(Figure contents as structured data)
·····

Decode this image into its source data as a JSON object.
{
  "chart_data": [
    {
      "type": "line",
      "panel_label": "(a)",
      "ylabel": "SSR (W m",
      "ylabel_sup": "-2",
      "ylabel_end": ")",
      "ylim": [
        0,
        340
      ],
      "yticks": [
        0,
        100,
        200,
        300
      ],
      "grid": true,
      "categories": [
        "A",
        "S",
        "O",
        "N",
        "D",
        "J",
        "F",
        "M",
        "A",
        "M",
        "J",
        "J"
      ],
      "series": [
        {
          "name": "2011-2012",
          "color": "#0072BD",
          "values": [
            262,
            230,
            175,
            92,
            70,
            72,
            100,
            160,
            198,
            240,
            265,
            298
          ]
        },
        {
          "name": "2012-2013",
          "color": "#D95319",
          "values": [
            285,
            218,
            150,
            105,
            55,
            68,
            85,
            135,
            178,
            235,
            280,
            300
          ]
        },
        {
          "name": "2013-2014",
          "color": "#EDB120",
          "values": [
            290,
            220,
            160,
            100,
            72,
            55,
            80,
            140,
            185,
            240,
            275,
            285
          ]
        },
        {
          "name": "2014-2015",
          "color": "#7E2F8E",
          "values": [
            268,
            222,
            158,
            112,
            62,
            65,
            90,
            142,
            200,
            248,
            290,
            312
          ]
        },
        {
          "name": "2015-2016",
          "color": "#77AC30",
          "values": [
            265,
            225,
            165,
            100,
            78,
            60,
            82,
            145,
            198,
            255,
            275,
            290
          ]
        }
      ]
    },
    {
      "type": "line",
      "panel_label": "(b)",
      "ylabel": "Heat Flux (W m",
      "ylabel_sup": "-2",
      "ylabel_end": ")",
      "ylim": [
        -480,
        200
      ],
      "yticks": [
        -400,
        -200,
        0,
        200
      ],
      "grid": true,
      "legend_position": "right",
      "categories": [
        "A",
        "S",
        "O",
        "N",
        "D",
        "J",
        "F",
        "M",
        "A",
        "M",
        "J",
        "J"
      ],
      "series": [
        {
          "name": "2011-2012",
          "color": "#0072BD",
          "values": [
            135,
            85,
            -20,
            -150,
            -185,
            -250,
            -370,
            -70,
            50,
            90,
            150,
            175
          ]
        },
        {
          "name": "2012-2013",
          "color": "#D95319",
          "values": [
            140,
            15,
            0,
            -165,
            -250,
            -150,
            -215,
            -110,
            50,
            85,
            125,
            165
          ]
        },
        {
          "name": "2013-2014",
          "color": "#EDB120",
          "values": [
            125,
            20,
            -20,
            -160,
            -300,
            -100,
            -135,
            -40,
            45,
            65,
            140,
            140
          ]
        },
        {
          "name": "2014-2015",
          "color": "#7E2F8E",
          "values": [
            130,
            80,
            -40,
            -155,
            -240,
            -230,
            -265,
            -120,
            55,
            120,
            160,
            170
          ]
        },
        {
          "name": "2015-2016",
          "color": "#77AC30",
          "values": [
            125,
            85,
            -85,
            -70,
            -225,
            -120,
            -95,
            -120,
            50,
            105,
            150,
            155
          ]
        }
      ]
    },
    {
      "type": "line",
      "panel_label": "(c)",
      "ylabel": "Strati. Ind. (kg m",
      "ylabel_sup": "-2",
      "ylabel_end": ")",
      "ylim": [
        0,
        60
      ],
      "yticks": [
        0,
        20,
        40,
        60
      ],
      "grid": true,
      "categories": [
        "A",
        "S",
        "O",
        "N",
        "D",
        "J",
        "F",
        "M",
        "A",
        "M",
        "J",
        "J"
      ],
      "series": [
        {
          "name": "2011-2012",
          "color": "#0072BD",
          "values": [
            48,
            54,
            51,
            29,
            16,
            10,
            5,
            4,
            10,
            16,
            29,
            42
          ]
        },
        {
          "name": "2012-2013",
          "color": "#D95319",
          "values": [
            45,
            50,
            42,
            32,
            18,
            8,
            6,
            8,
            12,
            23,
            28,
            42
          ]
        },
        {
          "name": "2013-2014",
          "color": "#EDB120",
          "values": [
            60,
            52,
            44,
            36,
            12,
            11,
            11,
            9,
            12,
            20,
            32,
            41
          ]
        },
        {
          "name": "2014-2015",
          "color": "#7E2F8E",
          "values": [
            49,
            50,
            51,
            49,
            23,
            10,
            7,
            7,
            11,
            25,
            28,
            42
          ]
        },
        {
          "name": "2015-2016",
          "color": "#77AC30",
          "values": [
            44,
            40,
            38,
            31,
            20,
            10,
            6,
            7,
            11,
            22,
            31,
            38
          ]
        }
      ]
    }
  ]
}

·····

Set down all of the records shown above once more, exactly.

- **The output**:
Decode this image into its source data as a JSON object.
{
  "chart_data": [
    {
      "type": "line",
      "panel_label": "(a)",
      "ylabel": "SSR (W m",
      "ylabel_sup": "-2",
      "ylabel_end": ")",
      "ylim": [
        0,
        340
      ],
      "yticks": [
        0,
        100,
        200,
        300
      ],
      "grid": true,
      "categories": [
        "A",
        "S",
        "O",
        "N",
        "D",
        "J",
        "F",
        "M",
        "A",
        "M",
        "J",
        "J"
      ],
      "series": [
        {
          "name": "2011-2012",
          "color": "#0072BD",
          "values": [
            262,
            230,
            175,
            92,
            70,
            72,
            100,
            160,
            198,
            240,
            265,
            298
          ]
        },
        {
          "name": "2012-2013",
          "color": "#D95319",
          "values": [
            285,
            218,
            150,
            105,
            55,
            68,
            85,
            135,
            178,
            235,
            280,
            300
          ]
        },
        {
          "name": "2013-2014",
          "color": "#EDB120",
          "values": [
            290,
            220,
            160,
            100,
            72,
            55,
            80,
            140,
            185,
            240,
            275,
            285
          ]
        },
        {
          "name": "2014-2015",
          "color": "#7E2F8E",
          "values": [
            268,
            222,
            158,
            112,
            62,
            65,
            90,
            142,
            200,
            248,
            290,
            312
          ]
        },
        {
          "name": "2015-2016",
          "color": "#77AC30",
          "values": [
            265,
            225,
            165,
            100,
            78,
            60,
            82,
            145,
            198,
            255,
            275,
            290
          ]
        }
      ]
    },
    {
      "type": "line",
      "panel_label": "(b)",
      "ylabel": "Heat Flux (W m",
      "ylabel_sup": "-2",
      "ylabel_end": ")",
      "ylim": [
        -480,
        200
      ],
      "yticks": [
        -400,
        -200,
        0,
        200
      ],
      "grid": true,
      "legend_position": "right",
      "categories": [
        "A",
        "S",
        "O",
        "N",
        "D",
        "J",
        "F",
        "M",
        "A",
        "M",
        "J",
        "J"
      ],
      "series": [
        {
          "name": "2011-2012",
          "color": "#0072BD",
          "values": [
            135,
            85,
            -20,
            -150,
            -185,
            -250,
            -370,
            -70,
            50,
            90,
            150,
            175
          ]
        },
        {
          "name": "2012-2013",
          "color": "#D95319",
          "values": [
            140,
            15,
            0,
            -165,
            -250,
            -150,
            -215,
            -110,
            50,
            85,
            125,
            165
          ]
        },
        {
          "name": "2013-2014",
          "color": "#EDB120",
          "values": [
            125,
            20,
            -20,
            -160,
            -300,
            -100,
            -135,
            -40,
            45,
            65,
            140,
            140
          ]
        },
        {
          "name": "2014-2015",
          "color": "#7E2F8E",
          "values": [
            130,
            80,
            -40,
            -155,
            -240,
            -230,
            -265,
            -120,
            55,
            120,
            160,
            170
          ]
        },
        {
          "name": "2015-2016",
          "color": "#77AC30",
          "values": [
            125,
            85,
            -85,
            -70,
            -225,
            -120,
            -95,
            -120,
            50,
            105,
            150,
            155
          ]
        }
      ]
    },
    {
      "type": "line",
      "panel_label": "(c)",
      "ylabel": "Strati. Ind. (kg m",
      "ylabel_sup": "-2",
      "ylabel_end": ")",
      "ylim": [
        0,
        60
      ],
      "yticks": [
        0,
        20,
        40,
        60
      ],
      "grid": true,
      "categories": [
        "A",
        "S",
        "O",
        "N",
        "D",
        "J",
        "F",
        "M",
        "A",
        "M",
        "J",
        "J"
      ],
      "series": [
        {
          "name": "2011-2012",
          "color": "#0072BD",
          "values": [
            48,
            54,
            51,
            29,
            16,
            10,
            5,
            4,
            10,
            16,
            29,
            42
          ]
        },
        {
          "name": "2012-2013",
          "color": "#D95319",
          "values": [
            45,
            50,
            42,
            32,
            18,
            8,
            6,
            8,
            12,
            23,
            28,
            42
          ]
        },
        {
          "name": "2013-2014",
          "color": "#EDB120",
          "values": [
            60,
            52,
            44,
            36,
            12,
            11,
            11,
            9,
            12,
            20,
            32,
            41
          ]
        },
        {
          "name": "2014-2015",
          "color": "#7E2F8E",
          "values": [
            49,
            50,
            51,
            49,
            23,
            10,
            7,
            7,
            11,
            25,
            28,
            42
          ]
        },
        {
          "name": "2015-2016",
          "color": "#77AC30",
          "values": [
            44,
            40,
            38,
            31,
            20,
            10,
            6,
            7,
            11,
            22,
            31,
            38
          ]
        }
      ]
    }
  ]
}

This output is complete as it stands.